** Begin RECORDS SHOWN **

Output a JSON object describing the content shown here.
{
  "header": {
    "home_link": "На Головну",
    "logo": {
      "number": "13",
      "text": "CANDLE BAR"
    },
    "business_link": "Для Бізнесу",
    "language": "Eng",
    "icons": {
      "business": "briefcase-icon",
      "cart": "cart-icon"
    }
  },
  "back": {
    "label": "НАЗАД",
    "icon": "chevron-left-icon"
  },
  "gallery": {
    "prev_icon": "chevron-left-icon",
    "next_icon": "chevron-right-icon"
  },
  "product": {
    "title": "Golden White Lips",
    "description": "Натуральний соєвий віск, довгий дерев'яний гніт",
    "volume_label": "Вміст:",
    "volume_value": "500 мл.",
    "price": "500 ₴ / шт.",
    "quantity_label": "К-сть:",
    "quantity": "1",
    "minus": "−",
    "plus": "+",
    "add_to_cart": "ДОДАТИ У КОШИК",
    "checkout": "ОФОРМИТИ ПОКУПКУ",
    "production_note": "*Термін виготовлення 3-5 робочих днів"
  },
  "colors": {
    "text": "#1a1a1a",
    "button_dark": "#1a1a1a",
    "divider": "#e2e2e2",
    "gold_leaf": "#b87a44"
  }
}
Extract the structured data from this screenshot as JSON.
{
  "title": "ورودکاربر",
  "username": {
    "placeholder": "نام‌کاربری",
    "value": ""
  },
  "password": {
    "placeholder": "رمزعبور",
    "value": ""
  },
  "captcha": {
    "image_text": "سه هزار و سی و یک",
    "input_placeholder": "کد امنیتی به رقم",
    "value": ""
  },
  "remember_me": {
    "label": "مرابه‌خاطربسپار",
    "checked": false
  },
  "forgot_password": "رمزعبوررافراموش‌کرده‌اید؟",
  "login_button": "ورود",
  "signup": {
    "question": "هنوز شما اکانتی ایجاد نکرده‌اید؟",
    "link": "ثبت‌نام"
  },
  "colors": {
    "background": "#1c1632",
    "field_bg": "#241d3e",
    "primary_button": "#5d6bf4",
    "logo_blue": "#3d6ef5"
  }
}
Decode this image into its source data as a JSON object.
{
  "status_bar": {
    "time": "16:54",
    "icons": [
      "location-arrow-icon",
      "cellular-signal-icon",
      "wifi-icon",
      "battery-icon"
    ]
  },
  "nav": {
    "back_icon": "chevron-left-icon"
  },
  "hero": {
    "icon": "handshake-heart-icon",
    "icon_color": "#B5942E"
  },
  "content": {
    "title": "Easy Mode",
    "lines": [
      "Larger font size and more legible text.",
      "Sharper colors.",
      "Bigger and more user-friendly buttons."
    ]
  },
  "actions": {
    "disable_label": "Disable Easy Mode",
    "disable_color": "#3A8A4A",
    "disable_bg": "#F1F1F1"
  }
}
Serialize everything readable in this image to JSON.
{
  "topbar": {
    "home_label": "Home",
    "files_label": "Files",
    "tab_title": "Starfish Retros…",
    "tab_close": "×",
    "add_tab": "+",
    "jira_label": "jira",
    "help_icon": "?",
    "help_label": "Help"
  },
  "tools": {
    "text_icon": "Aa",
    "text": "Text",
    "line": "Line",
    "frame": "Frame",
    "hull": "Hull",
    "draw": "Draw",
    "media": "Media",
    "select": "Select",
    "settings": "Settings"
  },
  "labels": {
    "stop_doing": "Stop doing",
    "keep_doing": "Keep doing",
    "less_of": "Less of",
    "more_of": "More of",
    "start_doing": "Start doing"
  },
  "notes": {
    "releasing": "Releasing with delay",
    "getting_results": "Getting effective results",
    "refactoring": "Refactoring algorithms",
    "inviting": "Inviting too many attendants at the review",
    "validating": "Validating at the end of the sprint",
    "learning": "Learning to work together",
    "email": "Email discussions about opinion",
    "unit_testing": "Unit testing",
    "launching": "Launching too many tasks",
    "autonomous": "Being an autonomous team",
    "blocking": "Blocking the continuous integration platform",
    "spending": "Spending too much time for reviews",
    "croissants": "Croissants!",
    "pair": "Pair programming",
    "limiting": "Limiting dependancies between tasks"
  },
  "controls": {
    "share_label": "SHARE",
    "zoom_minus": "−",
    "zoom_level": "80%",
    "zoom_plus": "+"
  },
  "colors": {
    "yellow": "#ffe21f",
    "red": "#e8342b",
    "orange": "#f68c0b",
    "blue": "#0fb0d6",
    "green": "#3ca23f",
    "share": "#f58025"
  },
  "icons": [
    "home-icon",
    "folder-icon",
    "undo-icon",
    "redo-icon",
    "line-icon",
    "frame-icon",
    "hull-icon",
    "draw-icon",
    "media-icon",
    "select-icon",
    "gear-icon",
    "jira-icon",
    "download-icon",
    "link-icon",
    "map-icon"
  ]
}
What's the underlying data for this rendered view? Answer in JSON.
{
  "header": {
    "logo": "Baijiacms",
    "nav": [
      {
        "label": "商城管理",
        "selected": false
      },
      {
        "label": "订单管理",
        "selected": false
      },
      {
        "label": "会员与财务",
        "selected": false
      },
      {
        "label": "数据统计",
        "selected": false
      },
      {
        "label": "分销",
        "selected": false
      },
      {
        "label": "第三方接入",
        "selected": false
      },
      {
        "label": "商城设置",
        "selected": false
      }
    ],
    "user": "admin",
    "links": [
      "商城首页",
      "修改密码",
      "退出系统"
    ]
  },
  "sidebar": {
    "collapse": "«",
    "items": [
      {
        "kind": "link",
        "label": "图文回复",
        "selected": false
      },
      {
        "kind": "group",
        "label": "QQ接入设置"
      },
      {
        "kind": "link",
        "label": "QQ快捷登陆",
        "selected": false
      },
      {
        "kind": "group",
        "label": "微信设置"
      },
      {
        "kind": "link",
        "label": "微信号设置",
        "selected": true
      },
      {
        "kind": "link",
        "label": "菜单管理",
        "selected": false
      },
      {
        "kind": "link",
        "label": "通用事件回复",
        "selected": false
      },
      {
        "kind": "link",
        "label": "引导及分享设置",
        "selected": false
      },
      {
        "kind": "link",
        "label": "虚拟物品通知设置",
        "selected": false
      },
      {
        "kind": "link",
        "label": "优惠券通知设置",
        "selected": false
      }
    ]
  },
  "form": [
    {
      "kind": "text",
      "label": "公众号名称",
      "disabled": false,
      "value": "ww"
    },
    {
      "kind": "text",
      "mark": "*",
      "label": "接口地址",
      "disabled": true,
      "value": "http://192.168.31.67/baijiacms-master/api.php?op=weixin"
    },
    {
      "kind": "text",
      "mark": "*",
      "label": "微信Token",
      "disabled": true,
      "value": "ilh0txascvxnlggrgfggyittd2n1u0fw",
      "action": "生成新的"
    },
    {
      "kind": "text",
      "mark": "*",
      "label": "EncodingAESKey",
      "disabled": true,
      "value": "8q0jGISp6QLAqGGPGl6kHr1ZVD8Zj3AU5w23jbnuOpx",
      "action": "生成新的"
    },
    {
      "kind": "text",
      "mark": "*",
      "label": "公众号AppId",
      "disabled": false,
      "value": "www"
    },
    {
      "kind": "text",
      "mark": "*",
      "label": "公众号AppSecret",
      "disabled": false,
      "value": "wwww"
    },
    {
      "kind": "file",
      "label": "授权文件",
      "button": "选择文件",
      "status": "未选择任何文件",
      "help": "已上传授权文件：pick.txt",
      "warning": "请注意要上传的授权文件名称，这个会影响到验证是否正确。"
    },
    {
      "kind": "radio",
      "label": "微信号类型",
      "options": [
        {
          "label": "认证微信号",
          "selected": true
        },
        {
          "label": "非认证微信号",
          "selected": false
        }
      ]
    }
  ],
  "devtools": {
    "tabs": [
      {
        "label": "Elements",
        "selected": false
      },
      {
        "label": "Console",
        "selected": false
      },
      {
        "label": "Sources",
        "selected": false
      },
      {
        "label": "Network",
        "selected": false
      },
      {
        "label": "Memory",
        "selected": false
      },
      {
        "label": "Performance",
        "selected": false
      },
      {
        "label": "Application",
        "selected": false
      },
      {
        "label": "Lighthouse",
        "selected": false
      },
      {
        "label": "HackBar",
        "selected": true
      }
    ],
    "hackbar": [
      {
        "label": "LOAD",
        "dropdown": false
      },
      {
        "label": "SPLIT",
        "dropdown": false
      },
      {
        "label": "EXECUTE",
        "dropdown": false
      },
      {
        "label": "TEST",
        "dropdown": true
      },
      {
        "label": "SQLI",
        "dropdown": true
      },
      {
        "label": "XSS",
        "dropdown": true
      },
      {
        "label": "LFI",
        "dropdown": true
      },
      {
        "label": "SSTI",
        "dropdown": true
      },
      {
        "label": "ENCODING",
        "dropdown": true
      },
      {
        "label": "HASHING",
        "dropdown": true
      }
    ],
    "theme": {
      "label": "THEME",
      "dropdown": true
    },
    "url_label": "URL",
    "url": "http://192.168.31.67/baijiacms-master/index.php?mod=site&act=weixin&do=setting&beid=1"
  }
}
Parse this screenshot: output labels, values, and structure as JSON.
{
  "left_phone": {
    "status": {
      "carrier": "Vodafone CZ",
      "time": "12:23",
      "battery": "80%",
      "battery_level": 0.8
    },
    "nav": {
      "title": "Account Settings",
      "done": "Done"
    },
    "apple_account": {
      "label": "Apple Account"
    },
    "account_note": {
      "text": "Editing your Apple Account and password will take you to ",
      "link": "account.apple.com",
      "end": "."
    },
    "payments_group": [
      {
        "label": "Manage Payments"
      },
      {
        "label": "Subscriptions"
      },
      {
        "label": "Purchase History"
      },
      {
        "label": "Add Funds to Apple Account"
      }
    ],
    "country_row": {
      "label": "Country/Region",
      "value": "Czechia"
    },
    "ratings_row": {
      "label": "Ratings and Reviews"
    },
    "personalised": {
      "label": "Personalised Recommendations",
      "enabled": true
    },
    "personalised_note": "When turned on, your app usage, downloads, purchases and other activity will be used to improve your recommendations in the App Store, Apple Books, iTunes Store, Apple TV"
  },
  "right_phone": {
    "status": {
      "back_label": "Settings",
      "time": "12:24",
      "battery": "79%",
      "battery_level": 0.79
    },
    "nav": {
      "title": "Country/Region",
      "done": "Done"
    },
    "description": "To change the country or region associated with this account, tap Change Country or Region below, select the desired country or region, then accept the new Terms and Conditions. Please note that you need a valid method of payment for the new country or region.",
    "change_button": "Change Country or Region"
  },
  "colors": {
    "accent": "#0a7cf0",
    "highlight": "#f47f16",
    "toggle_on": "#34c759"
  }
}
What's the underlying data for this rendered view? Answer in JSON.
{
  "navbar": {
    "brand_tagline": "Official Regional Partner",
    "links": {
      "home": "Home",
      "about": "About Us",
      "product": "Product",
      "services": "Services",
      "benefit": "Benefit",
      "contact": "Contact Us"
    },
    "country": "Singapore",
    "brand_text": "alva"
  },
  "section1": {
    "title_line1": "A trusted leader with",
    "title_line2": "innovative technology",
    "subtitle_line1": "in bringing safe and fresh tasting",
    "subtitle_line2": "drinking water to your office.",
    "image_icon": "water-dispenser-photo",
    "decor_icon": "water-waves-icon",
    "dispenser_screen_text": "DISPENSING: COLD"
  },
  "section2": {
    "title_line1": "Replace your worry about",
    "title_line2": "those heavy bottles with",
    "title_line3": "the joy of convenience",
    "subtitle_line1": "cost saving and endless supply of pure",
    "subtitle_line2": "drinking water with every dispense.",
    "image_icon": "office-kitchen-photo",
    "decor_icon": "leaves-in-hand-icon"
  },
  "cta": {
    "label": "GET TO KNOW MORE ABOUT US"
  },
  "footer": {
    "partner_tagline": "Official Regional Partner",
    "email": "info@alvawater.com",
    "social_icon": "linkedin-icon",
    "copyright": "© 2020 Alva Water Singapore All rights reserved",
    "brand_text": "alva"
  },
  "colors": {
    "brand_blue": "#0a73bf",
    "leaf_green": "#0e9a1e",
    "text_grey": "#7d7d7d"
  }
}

** End RECORDS SHOWN **

▶ EXERCISE PROMPT: Show the lines of the records that include the string "your".

▶ TASK ANSWER:
      "text": "Editing your Apple Account and password will take you to ",
    "personalised_note": "When turned on, your app usage, downloads, purchases and other activity will be used to improve your recommendations in the App Store, Apple Books, iTunes Store, Apple TV"
    "subtitle_line2": "drinking water to your office.",
    "title_line1": "Replace your worry about",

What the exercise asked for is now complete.